Repeat the entries below exactly as they appear, with no pictures.

──────────────────────────────

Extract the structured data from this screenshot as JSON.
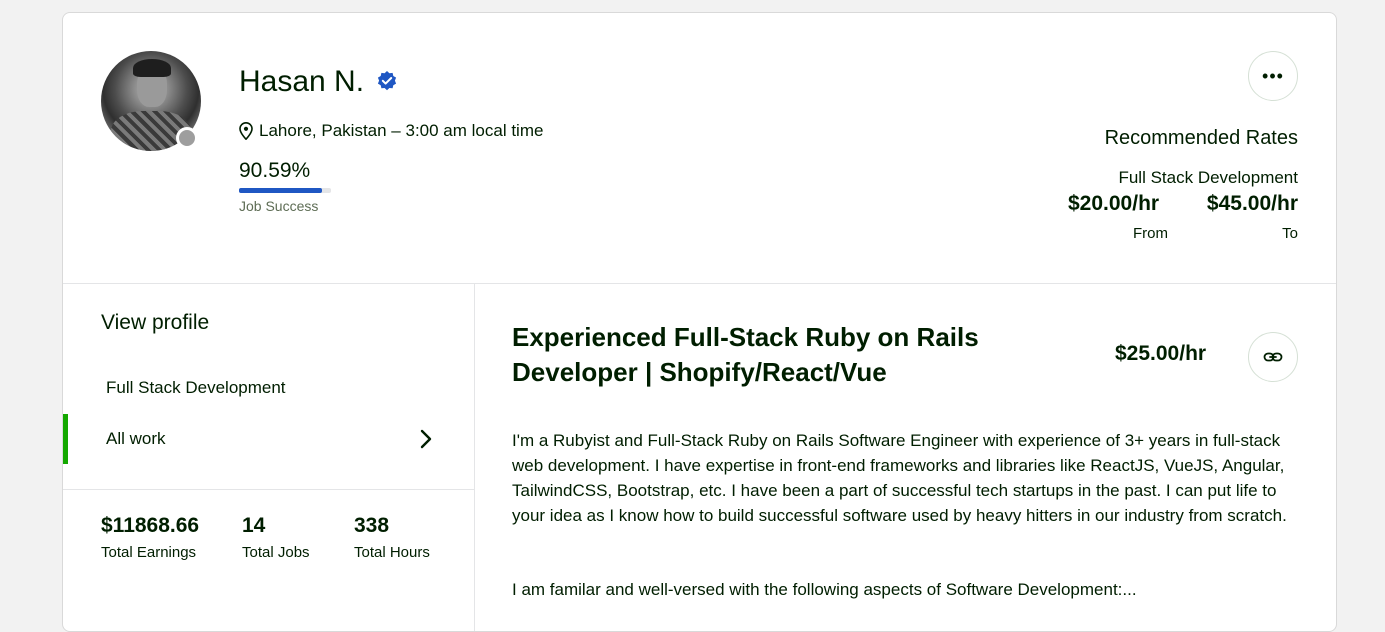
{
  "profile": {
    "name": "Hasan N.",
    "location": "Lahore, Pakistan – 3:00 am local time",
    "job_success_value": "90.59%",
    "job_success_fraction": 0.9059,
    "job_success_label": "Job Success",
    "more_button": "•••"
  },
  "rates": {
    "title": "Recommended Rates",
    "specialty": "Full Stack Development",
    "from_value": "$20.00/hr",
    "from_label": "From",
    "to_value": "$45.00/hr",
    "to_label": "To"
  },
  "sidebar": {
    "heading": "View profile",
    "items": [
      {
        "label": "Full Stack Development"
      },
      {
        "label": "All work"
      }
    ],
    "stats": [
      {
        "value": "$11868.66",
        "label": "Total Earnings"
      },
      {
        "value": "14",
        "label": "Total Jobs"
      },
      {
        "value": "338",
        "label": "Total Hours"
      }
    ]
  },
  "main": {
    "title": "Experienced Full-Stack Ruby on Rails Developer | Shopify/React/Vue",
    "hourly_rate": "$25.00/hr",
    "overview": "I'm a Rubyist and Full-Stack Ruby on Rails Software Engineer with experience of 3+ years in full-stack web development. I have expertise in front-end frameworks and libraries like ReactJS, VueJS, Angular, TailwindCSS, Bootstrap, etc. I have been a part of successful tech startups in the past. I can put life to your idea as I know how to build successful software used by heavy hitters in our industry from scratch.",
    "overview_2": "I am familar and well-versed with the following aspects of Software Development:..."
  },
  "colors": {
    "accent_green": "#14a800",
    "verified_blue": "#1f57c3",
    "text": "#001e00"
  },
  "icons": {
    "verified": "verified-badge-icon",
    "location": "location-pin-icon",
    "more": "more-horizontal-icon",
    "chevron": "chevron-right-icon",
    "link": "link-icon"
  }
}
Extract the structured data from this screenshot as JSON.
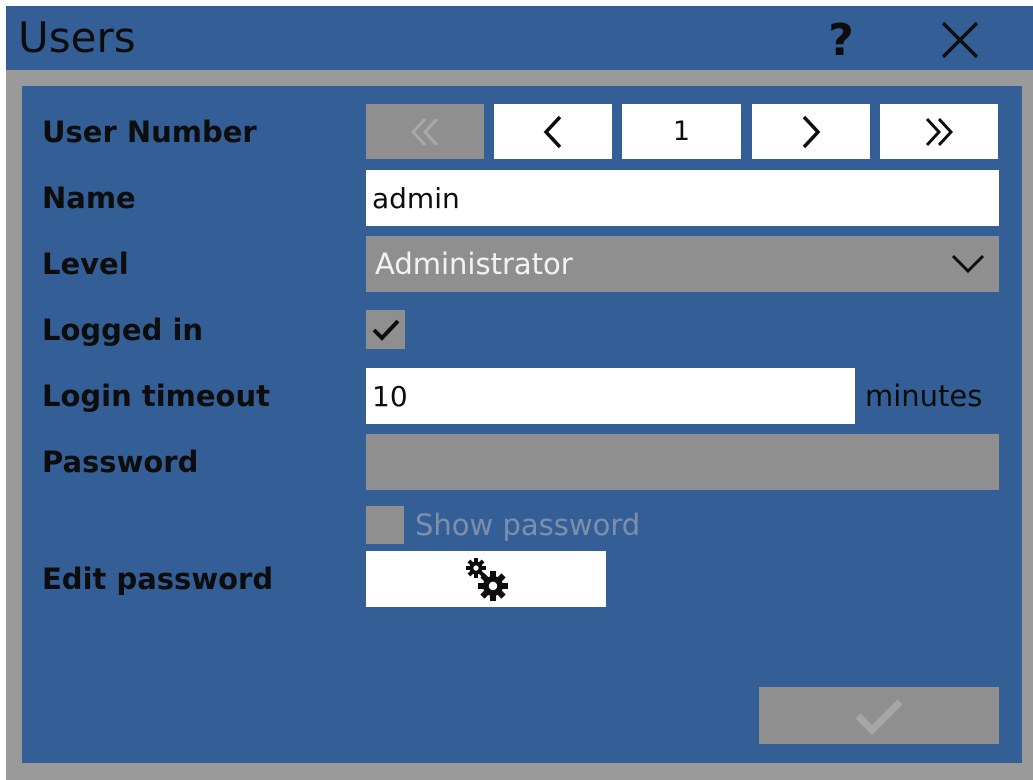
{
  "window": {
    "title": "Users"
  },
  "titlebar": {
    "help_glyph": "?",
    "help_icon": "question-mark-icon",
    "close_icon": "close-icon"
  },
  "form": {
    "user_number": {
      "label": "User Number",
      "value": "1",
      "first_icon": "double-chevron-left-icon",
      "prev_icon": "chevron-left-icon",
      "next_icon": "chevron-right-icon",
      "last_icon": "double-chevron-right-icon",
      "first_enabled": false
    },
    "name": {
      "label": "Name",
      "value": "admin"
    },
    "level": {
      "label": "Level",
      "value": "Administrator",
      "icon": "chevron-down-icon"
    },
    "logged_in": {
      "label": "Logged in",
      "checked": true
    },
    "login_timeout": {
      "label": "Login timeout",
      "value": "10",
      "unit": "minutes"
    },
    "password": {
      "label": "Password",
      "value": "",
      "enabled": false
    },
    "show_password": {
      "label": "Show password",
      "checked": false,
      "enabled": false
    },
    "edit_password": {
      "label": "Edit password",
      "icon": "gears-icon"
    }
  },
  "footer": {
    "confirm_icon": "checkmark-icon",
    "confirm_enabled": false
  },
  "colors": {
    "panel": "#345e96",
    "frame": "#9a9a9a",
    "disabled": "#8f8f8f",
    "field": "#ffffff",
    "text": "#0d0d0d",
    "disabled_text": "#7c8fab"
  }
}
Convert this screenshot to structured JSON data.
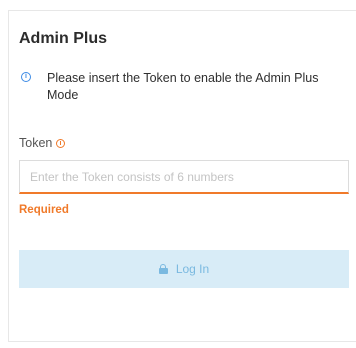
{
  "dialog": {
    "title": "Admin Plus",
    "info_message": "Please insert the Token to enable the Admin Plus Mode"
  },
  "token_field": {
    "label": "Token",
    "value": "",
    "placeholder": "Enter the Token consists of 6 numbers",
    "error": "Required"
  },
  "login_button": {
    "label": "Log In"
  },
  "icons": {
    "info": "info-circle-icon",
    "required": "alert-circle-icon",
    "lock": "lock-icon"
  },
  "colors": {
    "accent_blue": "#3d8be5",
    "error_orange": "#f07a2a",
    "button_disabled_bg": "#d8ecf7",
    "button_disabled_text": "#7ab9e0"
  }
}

──────────────────────────────

# [ANSWER TO THIS EXERCISE]
Extract the structured data from this screenshot as JSON.
{
  "profile": {
    "name": "Hasan N.",
    "location": "Lahore, Pakistan – 3:00 am local time",
    "job_success_value": "90.59%",
    "job_success_fraction": 0.9059,
    "job_success_label": "Job Success",
    "more_button": "•••"
  },
  "rates": {
    "title": "Recommended Rates",
    "specialty": "Full Stack Development",
    "from_value": "$20.00/hr",
    "from_label": "From",
    "to_value": "$45.00/hr",
    "to_label": "To"
  },
  "sidebar": {
    "heading": "View profile",
    "items": [
      {
        "label": "Full Stack Development"
      },
      {
        "label": "All work"
      }
    ],
    "stats": [
      {
        "value": "$11868.66",
        "label": "Total Earnings"
      },
      {
        "value": "14",
        "label": "Total Jobs"
      },
      {
        "value": "338",
        "label": "Total Hours"
      }
    ]
  },
  "main": {
    "title": "Experienced Full-Stack Ruby on Rails Developer | Shopify/React/Vue",
    "hourly_rate": "$25.00/hr",
    "overview": "I'm a Rubyist and Full-Stack Ruby on Rails Software Engineer with experience of 3+ years in full-stack web development. I have expertise in front-end frameworks and libraries like ReactJS, VueJS, Angular, TailwindCSS, Bootstrap, etc. I have been a part of successful tech startups in the past. I can put life to your idea as I know how to build successful software used by heavy hitters in our industry from scratch.",
    "overview_2": "I am familar and well-versed with the following aspects of Software Development:..."
  },
  "colors": {
    "accent_green": "#14a800",
    "verified_blue": "#1f57c3",
    "text": "#001e00"
  },
  "icons": {
    "verified": "verified-badge-icon",
    "location": "location-pin-icon",
    "more": "more-horizontal-icon",
    "chevron": "chevron-right-icon",
    "link": "link-icon"
  }
}
Extract the structured data from this screenshot as JSON.
{
  "window": {
    "title": "Users"
  },
  "titlebar": {
    "help_glyph": "?",
    "help_icon": "question-mark-icon",
    "close_icon": "close-icon"
  },
  "form": {
    "user_number": {
      "label": "User Number",
      "value": "1",
      "first_icon": "double-chevron-left-icon",
      "prev_icon": "chevron-left-icon",
      "next_icon": "chevron-right-icon",
      "last_icon": "double-chevron-right-icon",
      "first_enabled": false
    },
    "name": {
      "label": "Name",
      "value": "admin"
    },
    "level": {
      "label": "Level",
      "value": "Administrator",
      "icon": "chevron-down-icon"
    },
    "logged_in": {
      "label": "Logged in",
      "checked": true
    },
    "login_timeout": {
      "label": "Login timeout",
      "value": "10",
      "unit": "minutes"
    },
    "password": {
      "label": "Password",
      "value": "",
      "enabled": false
    },
    "show_password": {
      "label": "Show password",
      "checked": false,
      "enabled": false
    },
    "edit_password": {
      "label": "Edit password",
      "icon": "gears-icon"
    }
  },
  "footer": {
    "confirm_icon": "checkmark-icon",
    "confirm_enabled": false
  },
  "colors": {
    "panel": "#345e96",
    "frame": "#9a9a9a",
    "disabled": "#8f8f8f",
    "field": "#ffffff",
    "text": "#0d0d0d",
    "disabled_text": "#7c8fab"
  }
}
Convert this screenshot to structured JSON data.
{
  "dialog": {
    "title": "Admin Plus",
    "info_message": "Please insert the Token to enable the Admin Plus Mode"
  },
  "token_field": {
    "label": "Token",
    "value": "",
    "placeholder": "Enter the Token consists of 6 numbers",
    "error": "Required"
  },
  "login_button": {
    "label": "Log In"
  },
  "icons": {
    "info": "info-circle-icon",
    "required": "alert-circle-icon",
    "lock": "lock-icon"
  },
  "colors": {
    "accent_blue": "#3d8be5",
    "error_orange": "#f07a2a",
    "button_disabled_bg": "#d8ecf7",
    "button_disabled_text": "#7ab9e0"
  }
}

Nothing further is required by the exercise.